[START EXERCISE DATA]
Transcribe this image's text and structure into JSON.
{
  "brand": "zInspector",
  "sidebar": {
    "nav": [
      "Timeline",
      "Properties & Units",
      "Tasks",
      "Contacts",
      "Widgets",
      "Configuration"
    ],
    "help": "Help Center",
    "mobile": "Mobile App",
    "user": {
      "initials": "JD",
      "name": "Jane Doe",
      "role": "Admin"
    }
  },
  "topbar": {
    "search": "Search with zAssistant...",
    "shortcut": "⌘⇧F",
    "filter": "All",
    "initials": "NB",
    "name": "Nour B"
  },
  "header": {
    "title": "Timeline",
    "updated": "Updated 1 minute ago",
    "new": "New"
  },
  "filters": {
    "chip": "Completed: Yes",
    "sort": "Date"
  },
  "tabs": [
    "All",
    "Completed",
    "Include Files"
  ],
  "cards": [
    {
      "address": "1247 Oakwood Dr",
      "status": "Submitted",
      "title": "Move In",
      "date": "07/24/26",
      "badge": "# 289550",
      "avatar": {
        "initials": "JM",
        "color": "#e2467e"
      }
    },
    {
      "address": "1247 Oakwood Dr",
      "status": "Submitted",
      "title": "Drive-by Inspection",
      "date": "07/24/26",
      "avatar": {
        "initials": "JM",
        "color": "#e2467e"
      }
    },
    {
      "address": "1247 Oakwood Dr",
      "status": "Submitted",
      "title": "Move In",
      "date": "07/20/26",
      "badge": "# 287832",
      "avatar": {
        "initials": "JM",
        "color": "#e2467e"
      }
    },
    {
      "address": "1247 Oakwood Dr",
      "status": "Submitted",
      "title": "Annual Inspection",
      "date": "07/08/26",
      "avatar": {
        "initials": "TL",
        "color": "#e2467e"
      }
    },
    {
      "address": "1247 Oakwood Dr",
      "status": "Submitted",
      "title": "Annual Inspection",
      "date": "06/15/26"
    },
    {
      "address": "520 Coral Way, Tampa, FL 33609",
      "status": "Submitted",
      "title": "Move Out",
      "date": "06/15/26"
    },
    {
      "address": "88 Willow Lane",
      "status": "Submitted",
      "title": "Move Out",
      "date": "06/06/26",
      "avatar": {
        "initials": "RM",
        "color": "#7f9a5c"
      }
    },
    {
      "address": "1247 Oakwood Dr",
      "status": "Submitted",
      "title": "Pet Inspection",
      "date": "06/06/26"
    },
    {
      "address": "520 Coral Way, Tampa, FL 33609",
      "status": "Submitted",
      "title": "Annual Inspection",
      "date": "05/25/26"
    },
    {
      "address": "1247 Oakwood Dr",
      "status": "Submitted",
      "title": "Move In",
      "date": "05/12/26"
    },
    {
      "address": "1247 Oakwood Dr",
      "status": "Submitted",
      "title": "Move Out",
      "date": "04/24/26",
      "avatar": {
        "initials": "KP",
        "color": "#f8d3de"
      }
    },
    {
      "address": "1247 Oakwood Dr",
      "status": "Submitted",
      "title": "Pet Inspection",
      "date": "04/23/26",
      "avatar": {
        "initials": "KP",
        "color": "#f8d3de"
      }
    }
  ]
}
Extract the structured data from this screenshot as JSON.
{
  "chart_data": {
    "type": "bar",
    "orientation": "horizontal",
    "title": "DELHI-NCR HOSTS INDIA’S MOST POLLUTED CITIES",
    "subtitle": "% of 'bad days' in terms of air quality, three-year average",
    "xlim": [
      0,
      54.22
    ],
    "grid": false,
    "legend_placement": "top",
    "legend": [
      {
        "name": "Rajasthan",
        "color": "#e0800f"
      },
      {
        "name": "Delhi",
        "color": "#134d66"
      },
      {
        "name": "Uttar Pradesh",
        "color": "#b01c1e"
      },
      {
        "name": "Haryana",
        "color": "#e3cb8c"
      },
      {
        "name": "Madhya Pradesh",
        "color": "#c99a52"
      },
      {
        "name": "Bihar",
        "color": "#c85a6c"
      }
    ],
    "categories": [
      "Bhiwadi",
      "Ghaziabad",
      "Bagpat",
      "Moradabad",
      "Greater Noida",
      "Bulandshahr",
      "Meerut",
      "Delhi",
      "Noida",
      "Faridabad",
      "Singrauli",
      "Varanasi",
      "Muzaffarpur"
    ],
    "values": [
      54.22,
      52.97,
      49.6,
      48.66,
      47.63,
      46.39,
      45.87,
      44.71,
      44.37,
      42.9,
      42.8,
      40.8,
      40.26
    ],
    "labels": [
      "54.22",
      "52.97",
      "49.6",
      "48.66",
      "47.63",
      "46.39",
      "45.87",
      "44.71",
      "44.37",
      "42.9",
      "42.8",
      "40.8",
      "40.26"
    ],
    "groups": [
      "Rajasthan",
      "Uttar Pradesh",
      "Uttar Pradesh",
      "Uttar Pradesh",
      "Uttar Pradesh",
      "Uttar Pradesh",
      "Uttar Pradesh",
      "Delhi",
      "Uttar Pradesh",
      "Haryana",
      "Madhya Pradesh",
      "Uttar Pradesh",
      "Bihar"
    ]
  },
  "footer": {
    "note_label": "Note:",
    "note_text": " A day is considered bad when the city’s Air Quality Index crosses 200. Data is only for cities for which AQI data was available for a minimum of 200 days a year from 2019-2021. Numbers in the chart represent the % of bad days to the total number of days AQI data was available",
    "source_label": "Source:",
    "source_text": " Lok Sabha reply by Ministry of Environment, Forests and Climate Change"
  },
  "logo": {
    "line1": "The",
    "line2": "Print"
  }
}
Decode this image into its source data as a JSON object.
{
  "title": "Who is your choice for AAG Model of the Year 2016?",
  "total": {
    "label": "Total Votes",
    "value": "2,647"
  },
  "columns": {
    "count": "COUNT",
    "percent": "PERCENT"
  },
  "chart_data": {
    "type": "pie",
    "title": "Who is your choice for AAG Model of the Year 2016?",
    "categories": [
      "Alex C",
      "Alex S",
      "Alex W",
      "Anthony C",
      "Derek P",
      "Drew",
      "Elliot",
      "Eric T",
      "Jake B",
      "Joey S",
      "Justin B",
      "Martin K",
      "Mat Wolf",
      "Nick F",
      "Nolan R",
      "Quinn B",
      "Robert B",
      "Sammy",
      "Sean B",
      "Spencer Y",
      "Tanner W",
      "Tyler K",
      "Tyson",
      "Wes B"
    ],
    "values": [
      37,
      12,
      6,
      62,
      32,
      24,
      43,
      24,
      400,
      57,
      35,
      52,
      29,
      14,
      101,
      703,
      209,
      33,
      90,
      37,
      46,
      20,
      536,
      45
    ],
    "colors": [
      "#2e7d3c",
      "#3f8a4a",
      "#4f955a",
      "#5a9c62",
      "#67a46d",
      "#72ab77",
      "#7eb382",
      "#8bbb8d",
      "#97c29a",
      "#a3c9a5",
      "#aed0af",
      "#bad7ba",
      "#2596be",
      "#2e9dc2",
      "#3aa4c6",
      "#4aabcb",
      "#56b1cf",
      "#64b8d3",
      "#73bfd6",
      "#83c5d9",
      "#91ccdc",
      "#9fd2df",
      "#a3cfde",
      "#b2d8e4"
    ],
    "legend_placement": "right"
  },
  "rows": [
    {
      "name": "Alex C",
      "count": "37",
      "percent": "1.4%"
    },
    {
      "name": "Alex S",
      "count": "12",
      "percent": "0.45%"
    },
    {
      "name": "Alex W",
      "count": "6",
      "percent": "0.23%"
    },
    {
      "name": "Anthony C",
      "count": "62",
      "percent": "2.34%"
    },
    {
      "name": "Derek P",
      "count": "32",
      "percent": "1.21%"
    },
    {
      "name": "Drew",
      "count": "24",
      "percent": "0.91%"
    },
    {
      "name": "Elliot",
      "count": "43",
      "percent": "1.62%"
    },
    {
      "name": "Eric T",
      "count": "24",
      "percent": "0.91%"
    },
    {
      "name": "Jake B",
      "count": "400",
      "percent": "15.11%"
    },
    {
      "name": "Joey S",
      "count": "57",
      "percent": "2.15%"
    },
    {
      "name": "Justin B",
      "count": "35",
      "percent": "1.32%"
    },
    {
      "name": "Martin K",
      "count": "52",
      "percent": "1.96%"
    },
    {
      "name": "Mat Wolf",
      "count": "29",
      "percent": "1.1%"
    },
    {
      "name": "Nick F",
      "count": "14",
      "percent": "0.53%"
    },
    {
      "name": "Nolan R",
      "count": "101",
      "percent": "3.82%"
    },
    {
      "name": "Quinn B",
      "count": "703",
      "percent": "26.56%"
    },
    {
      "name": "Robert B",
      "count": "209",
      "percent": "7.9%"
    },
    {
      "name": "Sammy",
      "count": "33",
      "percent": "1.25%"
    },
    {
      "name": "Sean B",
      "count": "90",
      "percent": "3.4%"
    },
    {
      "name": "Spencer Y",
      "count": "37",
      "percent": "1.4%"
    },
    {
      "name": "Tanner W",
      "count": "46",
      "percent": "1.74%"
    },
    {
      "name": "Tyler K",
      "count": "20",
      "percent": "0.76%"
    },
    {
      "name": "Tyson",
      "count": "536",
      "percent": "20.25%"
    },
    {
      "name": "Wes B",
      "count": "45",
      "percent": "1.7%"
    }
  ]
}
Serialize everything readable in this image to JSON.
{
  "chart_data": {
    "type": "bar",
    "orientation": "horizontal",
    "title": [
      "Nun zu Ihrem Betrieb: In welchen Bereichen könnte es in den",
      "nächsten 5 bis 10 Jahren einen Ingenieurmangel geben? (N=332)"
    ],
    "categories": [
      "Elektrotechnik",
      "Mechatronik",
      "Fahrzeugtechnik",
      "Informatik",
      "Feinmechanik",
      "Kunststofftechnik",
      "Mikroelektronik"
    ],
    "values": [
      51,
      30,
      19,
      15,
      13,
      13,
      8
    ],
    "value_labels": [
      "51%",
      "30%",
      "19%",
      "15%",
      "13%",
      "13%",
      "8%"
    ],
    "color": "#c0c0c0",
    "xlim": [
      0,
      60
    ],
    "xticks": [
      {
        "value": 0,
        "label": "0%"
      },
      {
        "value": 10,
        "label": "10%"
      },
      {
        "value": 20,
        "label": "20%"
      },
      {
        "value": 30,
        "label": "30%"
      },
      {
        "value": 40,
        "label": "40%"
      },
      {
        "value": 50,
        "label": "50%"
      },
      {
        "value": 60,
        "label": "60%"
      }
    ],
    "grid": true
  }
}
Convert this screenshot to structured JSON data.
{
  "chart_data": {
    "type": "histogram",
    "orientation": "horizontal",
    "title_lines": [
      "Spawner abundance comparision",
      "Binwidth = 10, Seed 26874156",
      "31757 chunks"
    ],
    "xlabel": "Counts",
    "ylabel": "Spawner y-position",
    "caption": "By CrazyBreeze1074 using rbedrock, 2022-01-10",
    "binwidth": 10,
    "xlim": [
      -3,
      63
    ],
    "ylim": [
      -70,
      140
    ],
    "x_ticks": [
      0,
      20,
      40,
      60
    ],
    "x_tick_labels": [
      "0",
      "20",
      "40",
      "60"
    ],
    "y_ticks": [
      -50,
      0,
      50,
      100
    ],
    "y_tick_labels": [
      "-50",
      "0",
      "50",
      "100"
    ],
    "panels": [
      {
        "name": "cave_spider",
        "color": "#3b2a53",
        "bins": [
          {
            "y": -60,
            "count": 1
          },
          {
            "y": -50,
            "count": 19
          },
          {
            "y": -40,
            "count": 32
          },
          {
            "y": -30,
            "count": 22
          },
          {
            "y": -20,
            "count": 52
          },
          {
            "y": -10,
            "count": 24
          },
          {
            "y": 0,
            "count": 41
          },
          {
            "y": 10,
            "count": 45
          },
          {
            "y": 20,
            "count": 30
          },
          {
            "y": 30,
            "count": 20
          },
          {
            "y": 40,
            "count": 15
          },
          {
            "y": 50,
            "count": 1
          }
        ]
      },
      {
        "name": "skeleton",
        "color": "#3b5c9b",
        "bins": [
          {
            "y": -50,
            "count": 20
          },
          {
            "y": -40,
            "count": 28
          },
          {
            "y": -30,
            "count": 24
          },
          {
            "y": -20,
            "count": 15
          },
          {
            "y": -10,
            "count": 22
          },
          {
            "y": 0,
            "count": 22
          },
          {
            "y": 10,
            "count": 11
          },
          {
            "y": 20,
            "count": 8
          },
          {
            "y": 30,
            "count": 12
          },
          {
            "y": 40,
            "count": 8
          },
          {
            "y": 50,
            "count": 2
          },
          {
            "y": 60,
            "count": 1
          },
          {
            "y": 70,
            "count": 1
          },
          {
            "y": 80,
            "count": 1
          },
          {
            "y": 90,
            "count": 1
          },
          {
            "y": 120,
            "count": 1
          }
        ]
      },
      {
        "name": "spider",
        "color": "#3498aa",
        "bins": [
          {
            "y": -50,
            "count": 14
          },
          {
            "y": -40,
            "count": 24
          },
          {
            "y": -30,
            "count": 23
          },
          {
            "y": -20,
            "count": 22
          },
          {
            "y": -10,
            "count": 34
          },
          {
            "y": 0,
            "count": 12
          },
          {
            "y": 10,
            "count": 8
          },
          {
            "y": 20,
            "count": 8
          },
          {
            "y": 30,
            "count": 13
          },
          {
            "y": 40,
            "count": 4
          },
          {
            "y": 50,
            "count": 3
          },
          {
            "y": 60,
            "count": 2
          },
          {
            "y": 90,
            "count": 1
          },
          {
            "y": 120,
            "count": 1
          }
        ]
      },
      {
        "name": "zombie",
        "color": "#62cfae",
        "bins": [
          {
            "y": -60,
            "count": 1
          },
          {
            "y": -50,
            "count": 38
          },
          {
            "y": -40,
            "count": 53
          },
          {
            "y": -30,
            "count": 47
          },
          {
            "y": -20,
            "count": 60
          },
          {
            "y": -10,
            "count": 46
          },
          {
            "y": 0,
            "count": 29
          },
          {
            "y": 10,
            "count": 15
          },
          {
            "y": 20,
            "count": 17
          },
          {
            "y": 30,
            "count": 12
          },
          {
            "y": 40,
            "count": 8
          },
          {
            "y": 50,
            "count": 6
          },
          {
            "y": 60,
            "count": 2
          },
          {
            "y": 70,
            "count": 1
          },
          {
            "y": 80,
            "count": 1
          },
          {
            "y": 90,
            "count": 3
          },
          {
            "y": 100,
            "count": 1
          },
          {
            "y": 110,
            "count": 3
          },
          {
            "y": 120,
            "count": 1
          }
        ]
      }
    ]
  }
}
[END EXERCISE DATA]
### SET EXERCISE
In the listing above, locate each line with "into" and copy it.

### RESPONSE TO THIS EXERCISE
Transcribe this image's text and structure into JSON.
Decode this image into its source data as a JSON object.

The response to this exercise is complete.